TO BE DONE: Find every line with the word "zoom" and report how many there are, without any other text.

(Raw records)
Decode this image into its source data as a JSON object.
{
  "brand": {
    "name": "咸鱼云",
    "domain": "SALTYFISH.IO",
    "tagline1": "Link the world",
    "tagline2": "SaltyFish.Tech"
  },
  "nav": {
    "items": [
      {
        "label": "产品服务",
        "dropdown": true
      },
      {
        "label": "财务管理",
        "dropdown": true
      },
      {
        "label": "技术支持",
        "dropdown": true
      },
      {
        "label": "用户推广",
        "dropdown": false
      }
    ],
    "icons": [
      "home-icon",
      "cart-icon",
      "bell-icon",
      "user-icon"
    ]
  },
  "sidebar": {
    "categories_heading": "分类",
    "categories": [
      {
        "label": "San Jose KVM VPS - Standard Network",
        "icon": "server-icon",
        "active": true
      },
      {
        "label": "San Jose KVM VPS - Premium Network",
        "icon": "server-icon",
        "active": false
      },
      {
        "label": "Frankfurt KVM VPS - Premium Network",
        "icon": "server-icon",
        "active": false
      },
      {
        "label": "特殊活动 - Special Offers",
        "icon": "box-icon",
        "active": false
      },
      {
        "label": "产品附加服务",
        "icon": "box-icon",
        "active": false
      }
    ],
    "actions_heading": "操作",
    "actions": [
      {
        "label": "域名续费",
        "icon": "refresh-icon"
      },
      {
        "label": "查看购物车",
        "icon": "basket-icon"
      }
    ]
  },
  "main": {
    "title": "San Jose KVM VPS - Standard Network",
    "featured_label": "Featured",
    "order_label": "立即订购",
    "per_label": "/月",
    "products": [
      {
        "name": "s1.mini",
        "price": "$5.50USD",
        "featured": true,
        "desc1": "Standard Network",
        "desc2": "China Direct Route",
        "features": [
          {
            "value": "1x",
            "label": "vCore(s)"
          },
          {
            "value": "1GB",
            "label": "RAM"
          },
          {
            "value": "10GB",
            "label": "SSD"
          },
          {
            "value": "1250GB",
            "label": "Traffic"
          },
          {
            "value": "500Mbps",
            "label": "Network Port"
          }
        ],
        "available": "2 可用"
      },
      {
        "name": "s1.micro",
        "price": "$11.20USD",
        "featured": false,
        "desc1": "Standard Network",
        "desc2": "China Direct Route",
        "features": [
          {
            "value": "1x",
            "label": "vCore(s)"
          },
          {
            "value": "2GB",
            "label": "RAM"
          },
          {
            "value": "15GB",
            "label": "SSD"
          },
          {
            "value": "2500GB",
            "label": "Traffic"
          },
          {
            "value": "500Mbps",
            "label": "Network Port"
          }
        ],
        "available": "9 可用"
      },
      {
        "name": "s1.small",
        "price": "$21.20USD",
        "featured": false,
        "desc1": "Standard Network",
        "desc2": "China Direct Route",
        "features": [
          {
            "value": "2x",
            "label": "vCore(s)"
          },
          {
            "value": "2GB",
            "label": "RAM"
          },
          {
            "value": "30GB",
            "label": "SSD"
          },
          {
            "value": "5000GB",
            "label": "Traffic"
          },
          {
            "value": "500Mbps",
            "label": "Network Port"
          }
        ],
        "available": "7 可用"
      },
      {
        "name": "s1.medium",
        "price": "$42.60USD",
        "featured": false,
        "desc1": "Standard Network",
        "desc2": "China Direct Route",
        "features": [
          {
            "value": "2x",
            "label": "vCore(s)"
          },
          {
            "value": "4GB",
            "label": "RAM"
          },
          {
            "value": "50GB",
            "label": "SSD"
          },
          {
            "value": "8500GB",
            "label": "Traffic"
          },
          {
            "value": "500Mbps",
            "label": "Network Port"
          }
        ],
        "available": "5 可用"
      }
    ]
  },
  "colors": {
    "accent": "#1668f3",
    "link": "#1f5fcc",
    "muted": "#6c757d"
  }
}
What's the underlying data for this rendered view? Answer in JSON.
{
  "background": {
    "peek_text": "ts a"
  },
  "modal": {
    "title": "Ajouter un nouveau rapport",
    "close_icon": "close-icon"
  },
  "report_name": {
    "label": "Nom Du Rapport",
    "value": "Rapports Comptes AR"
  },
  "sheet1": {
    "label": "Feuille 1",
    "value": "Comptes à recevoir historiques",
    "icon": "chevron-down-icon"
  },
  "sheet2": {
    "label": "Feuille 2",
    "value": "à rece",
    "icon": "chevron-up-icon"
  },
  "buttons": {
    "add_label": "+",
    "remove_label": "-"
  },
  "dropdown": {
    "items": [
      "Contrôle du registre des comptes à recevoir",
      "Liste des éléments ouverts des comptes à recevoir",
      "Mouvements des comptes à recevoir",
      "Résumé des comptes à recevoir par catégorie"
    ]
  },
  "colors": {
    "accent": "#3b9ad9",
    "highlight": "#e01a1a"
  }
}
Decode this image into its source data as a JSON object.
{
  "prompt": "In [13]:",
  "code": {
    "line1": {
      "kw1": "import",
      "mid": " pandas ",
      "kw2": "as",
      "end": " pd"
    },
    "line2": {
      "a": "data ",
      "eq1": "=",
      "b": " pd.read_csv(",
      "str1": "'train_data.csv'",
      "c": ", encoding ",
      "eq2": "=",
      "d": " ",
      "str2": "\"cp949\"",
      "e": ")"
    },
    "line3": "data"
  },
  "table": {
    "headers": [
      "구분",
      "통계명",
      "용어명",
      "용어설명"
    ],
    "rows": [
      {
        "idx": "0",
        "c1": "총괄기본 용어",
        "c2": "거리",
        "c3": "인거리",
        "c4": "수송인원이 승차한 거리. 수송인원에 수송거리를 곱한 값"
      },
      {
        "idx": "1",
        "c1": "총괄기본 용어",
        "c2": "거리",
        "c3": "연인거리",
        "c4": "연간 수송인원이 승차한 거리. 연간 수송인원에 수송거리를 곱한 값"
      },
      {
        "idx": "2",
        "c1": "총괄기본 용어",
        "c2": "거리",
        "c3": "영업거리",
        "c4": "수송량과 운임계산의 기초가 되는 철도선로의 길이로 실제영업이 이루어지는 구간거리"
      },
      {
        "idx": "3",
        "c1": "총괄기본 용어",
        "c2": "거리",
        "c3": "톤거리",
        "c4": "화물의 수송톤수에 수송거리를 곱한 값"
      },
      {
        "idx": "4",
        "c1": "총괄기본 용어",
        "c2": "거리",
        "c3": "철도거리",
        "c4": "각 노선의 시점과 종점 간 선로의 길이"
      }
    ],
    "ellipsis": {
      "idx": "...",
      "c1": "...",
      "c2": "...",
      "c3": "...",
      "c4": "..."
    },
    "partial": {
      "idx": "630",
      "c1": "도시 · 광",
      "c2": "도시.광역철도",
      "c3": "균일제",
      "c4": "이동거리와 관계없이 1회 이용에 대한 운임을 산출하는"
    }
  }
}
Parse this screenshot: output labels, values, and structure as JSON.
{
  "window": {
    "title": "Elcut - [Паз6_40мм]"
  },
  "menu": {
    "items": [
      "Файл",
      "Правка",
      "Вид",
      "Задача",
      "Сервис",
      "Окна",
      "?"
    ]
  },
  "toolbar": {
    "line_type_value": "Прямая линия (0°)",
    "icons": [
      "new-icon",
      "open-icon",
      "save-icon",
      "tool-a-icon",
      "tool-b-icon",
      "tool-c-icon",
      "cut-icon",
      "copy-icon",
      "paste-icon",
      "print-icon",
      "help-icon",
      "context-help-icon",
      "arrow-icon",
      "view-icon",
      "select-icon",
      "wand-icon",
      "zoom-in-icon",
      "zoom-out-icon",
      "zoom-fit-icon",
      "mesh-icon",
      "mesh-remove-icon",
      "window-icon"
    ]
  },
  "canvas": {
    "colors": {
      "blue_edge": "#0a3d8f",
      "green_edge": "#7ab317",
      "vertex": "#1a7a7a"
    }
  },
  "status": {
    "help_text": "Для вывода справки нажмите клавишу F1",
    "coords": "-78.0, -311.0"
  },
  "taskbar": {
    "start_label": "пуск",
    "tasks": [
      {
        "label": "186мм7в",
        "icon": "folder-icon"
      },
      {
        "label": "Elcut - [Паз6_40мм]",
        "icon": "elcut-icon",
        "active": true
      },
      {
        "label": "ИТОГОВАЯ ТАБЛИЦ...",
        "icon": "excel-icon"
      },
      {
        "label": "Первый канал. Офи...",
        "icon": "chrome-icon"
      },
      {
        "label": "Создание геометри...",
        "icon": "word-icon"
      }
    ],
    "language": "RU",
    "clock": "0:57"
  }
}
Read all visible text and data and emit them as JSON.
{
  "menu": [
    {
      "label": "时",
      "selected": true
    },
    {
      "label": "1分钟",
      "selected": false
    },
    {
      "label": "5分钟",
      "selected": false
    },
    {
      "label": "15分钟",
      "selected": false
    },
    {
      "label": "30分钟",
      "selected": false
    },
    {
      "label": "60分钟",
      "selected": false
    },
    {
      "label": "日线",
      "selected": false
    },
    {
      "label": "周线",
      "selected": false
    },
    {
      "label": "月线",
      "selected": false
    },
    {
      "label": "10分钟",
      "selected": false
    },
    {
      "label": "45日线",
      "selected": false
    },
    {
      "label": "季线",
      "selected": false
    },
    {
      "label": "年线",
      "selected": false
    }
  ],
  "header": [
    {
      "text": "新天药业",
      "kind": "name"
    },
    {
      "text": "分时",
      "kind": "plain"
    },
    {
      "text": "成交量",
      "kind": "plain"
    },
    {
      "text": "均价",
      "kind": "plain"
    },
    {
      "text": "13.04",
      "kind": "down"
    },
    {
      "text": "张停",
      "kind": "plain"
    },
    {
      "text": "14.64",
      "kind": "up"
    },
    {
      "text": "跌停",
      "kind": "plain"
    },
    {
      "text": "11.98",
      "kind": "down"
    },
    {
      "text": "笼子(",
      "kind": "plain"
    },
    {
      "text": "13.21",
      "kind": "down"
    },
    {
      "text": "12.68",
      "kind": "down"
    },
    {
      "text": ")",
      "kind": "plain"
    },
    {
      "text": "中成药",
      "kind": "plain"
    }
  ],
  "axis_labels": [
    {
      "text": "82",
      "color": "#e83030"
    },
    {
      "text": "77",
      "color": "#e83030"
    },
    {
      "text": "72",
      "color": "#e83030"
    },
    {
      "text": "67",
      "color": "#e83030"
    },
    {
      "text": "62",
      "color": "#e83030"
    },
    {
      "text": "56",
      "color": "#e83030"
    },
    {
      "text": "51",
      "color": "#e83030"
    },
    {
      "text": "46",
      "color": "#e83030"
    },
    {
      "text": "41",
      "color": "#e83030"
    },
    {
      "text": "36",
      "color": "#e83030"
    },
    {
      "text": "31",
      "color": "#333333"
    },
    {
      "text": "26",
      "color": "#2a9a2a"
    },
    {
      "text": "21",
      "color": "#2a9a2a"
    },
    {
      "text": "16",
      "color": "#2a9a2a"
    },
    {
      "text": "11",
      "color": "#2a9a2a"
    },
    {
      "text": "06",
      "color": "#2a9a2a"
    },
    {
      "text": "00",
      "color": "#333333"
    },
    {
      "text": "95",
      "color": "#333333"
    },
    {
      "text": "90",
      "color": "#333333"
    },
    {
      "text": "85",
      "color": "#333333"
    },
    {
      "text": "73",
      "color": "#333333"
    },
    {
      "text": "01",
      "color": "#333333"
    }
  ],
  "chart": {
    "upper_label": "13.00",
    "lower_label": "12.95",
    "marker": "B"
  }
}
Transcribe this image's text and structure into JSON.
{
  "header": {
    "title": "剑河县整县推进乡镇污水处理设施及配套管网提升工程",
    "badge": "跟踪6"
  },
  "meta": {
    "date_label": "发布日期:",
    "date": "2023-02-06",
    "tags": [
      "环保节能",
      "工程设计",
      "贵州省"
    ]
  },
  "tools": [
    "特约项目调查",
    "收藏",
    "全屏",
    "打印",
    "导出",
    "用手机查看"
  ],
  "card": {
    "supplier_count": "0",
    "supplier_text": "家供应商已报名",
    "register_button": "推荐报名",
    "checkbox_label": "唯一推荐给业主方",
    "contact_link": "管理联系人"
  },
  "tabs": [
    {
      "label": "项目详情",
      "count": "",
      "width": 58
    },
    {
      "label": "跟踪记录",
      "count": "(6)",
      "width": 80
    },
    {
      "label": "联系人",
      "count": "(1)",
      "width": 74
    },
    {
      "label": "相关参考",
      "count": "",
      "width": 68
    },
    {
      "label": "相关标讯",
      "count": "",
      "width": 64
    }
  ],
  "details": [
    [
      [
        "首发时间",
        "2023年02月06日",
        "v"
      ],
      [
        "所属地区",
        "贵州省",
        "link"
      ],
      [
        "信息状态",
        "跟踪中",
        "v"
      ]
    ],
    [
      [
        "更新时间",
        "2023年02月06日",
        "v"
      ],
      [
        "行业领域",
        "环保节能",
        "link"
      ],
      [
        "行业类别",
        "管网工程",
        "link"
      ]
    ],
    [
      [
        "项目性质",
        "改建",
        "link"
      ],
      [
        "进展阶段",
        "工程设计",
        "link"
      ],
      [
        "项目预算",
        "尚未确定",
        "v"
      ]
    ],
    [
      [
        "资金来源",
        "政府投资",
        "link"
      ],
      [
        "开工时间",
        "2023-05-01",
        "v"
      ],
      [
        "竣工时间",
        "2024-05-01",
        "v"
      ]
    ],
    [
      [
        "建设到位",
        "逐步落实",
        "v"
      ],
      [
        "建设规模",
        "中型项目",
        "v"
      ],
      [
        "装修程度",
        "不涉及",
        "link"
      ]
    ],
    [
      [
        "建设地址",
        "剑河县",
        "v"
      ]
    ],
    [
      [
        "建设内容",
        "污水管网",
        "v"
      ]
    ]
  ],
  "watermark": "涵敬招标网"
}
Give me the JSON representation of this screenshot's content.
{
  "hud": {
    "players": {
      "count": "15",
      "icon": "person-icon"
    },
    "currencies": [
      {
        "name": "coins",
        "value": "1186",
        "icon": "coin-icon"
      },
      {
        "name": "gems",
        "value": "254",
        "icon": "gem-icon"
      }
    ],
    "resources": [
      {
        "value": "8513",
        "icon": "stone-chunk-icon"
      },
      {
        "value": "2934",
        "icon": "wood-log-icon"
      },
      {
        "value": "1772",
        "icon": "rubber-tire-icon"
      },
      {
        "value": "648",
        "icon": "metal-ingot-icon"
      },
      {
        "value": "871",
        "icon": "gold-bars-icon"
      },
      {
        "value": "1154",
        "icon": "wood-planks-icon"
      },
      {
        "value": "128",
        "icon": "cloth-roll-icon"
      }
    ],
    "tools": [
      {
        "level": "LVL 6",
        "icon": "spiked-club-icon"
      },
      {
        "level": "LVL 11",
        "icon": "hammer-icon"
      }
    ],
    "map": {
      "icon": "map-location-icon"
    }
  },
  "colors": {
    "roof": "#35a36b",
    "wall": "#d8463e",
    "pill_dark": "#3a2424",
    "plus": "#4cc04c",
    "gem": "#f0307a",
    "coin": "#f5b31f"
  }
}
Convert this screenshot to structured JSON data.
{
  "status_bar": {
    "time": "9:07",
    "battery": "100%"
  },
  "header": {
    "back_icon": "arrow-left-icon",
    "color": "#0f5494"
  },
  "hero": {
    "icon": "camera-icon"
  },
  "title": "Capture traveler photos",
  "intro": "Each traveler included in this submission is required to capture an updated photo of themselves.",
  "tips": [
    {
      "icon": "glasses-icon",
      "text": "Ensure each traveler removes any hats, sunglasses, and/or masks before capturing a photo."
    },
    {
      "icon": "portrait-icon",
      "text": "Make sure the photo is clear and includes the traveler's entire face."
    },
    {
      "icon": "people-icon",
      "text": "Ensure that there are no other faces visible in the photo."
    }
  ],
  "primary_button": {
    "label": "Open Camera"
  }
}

EXERCISE RESPONSE: 3